* _What is being asked_: Find every line in the records that holds the string "گزار". Copy each one.

(Data records)

• • • •

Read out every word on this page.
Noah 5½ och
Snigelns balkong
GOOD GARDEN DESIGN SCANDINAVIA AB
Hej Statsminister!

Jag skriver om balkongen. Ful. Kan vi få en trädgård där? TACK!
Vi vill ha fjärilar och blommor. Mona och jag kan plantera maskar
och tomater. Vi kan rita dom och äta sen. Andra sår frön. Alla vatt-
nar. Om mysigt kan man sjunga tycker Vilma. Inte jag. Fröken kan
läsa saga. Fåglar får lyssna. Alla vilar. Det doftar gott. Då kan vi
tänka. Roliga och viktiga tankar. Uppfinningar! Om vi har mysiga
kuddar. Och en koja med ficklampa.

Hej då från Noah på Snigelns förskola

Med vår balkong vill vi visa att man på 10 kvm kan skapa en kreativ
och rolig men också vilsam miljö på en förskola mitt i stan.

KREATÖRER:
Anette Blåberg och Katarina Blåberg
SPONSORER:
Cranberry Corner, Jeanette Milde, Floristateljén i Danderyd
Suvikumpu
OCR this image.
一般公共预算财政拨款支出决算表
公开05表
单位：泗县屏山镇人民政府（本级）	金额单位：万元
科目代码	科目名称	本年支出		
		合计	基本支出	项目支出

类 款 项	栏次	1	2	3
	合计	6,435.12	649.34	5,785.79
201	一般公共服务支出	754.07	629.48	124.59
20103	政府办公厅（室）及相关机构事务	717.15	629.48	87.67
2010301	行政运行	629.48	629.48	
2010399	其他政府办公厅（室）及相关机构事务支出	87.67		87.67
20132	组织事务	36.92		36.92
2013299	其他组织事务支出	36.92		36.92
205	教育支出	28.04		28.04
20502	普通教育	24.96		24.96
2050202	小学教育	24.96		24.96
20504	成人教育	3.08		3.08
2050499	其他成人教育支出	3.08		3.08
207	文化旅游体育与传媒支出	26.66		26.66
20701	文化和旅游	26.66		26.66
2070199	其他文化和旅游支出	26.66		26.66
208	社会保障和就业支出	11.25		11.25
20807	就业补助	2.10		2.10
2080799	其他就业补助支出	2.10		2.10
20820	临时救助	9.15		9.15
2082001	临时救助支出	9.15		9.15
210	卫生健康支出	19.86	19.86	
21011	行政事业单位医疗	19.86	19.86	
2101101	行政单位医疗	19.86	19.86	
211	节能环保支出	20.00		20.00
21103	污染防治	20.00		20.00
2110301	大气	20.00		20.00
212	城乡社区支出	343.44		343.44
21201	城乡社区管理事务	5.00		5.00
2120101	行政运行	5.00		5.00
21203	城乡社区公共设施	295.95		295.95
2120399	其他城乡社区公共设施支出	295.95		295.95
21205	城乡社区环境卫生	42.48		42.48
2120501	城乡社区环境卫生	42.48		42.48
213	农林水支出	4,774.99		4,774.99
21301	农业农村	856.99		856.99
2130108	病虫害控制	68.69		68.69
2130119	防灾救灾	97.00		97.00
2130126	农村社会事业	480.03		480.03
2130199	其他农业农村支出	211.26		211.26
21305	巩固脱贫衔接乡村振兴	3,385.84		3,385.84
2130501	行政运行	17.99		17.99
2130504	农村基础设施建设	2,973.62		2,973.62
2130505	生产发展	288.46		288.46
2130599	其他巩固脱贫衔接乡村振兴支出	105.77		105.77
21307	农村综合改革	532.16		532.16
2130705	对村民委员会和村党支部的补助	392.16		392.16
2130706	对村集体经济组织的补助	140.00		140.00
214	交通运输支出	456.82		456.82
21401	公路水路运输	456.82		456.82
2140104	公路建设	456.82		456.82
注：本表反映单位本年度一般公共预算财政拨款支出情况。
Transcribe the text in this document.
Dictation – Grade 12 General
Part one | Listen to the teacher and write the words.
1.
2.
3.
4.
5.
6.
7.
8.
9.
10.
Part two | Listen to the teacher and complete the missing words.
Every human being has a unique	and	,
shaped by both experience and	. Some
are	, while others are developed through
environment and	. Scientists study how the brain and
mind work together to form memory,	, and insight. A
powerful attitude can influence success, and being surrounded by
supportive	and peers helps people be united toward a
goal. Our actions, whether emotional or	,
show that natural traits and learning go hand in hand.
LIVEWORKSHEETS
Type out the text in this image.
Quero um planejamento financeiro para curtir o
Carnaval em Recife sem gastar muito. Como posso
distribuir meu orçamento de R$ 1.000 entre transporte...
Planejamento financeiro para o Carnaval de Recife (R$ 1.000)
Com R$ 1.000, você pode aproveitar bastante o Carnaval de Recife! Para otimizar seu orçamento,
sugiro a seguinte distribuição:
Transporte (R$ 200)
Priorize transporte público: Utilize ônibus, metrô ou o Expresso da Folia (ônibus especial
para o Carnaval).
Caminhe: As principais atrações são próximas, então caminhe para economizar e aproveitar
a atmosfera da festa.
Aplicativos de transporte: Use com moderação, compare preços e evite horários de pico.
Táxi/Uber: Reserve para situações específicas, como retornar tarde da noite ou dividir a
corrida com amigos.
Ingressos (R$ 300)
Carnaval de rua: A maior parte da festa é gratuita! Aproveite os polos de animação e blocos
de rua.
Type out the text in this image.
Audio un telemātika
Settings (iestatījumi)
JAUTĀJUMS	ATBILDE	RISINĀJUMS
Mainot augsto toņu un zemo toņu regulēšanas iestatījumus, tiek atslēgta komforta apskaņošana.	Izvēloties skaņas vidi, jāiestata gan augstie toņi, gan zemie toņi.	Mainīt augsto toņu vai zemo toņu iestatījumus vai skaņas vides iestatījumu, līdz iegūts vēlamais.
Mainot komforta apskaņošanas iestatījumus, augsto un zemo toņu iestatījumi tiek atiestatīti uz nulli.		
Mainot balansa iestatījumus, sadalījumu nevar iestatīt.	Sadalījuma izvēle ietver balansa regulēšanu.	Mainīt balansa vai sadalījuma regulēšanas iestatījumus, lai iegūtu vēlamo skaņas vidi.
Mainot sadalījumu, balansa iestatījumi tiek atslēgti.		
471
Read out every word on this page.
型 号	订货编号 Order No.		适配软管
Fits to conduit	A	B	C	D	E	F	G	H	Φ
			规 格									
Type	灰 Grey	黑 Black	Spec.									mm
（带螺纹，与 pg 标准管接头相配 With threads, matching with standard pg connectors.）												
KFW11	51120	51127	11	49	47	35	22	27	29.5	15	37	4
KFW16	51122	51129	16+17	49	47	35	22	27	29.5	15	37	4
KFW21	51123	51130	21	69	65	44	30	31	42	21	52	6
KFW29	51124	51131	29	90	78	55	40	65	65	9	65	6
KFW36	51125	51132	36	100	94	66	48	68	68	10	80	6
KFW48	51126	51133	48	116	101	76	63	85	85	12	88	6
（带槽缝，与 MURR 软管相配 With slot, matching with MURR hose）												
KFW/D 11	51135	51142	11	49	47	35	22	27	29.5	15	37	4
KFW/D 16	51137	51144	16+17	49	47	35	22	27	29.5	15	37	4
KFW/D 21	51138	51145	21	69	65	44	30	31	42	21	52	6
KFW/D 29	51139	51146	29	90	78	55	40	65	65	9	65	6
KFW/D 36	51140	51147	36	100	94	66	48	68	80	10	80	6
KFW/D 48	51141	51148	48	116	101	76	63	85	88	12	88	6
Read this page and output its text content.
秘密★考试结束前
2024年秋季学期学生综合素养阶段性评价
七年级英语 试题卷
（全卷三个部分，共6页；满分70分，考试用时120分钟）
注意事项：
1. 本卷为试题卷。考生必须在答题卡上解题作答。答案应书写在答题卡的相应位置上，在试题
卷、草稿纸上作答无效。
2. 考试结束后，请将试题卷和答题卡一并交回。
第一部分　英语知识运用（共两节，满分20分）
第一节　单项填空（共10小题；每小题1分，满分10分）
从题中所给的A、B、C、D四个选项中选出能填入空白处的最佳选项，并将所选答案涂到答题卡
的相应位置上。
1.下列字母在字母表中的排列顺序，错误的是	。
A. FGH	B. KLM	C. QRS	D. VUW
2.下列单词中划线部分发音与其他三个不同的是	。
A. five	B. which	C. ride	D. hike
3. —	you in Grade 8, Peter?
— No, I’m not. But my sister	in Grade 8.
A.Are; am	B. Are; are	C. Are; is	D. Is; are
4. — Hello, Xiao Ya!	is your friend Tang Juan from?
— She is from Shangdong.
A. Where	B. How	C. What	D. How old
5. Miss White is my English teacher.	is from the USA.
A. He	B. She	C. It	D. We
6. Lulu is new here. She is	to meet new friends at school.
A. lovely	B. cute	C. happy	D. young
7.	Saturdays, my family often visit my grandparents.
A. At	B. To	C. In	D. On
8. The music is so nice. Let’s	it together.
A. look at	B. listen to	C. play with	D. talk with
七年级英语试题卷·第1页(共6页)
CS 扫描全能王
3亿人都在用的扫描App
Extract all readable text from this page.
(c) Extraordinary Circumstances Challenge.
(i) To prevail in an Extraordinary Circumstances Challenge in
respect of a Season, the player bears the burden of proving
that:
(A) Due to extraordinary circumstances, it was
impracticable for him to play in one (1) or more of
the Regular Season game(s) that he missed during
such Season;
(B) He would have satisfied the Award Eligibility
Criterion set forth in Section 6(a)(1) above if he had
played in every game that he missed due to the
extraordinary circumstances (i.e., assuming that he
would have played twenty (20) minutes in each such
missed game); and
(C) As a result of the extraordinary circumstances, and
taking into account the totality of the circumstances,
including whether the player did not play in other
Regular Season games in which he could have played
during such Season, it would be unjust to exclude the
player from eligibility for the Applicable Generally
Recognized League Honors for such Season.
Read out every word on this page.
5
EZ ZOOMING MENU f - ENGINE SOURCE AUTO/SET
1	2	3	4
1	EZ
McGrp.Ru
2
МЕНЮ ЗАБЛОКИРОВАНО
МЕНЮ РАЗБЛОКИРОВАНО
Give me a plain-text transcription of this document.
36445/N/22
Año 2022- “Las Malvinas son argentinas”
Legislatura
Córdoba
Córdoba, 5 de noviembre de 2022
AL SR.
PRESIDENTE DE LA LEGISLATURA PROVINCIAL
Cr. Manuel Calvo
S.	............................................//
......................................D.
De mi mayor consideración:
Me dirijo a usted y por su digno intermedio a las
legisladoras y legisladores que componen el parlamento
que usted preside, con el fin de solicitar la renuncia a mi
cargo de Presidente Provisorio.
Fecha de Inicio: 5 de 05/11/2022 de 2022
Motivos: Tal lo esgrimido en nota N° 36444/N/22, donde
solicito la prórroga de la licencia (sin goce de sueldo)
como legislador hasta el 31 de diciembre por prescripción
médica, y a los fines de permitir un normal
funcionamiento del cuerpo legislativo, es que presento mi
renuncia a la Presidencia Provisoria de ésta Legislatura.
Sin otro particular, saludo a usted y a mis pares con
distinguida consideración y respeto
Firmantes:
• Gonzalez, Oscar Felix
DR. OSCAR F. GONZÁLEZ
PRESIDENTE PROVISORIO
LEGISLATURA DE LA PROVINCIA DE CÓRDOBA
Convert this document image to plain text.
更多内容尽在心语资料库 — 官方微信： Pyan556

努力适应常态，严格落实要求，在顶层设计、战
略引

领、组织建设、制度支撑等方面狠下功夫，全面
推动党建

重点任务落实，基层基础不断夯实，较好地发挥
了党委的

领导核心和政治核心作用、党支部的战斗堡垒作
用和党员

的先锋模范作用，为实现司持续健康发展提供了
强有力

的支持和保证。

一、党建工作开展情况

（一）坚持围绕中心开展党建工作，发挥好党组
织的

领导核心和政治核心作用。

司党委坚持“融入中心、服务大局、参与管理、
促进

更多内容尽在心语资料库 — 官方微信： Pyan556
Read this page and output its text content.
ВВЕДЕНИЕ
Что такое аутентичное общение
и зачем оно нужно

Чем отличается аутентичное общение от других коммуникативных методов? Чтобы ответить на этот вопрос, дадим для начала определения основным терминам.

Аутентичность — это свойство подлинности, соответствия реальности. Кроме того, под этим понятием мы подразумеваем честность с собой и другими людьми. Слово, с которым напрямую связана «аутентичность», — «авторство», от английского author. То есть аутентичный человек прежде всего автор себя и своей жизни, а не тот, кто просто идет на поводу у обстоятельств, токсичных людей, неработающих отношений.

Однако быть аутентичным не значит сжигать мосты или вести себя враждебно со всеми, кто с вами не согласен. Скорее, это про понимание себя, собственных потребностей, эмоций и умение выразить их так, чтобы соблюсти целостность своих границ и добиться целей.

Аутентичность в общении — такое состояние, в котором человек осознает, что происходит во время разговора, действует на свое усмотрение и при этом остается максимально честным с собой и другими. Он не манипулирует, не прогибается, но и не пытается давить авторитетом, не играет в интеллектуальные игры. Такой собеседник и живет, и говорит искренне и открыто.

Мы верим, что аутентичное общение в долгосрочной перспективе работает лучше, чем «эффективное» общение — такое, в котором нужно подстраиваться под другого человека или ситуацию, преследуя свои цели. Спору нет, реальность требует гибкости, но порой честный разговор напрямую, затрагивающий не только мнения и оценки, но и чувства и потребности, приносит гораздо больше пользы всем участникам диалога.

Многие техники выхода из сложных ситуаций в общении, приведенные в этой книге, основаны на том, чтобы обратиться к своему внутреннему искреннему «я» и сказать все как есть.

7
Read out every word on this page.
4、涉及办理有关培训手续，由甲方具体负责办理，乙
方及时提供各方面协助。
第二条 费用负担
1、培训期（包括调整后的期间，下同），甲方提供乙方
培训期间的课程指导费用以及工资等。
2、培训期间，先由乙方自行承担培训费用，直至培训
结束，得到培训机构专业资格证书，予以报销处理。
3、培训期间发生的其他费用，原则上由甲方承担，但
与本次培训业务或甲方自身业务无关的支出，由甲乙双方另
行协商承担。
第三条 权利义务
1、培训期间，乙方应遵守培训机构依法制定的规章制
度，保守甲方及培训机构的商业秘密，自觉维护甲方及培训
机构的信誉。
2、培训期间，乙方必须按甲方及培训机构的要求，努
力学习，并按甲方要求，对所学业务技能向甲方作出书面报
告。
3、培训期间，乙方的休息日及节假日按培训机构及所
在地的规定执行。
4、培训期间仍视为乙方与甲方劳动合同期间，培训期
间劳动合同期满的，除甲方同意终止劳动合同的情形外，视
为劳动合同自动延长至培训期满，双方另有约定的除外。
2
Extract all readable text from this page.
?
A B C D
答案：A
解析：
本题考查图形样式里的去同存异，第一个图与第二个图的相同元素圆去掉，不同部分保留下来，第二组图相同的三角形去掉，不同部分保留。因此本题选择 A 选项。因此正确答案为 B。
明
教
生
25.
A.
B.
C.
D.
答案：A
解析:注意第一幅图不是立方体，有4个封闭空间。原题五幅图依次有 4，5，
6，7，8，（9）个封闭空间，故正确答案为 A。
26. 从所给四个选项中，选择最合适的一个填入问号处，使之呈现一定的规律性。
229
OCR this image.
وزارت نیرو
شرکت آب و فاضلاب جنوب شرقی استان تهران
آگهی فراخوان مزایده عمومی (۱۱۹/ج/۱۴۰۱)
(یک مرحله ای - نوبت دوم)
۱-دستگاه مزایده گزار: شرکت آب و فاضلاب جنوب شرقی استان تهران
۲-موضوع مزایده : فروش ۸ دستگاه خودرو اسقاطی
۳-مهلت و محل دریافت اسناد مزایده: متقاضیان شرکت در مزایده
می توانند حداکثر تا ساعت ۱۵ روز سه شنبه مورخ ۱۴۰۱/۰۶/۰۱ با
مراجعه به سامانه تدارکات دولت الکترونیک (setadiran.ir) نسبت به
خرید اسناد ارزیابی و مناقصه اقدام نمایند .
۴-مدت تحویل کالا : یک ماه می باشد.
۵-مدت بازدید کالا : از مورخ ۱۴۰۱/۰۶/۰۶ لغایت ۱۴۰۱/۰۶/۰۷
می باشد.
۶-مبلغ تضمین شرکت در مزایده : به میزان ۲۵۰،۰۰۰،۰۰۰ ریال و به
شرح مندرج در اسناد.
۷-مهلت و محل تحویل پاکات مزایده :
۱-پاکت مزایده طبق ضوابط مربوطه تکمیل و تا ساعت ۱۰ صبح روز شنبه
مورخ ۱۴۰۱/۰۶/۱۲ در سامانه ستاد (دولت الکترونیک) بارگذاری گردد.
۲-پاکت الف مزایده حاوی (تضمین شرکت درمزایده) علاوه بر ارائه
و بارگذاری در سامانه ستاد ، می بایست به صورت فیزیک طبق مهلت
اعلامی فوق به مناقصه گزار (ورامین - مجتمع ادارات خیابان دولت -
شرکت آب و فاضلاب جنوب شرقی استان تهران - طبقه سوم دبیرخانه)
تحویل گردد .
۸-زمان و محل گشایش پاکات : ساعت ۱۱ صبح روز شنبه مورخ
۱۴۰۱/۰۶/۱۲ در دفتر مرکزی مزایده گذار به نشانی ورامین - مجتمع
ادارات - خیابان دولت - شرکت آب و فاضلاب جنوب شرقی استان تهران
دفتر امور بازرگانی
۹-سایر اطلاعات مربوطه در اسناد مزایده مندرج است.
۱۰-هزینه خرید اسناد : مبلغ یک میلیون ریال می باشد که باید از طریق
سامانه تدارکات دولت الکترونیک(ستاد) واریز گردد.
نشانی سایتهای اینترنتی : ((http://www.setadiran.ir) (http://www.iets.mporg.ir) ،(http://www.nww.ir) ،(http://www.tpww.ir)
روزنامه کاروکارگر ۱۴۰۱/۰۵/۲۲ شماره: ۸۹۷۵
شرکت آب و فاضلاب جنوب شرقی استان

• • • •

* _Solved problem_:
۱-دستگاه مزایده گزار: شرکت آب و فاضلاب جنوب شرقی استان تهران
اعلامی فوق به مناقصه گزار (ورامین - مجتمع ادارات خیابان دولت -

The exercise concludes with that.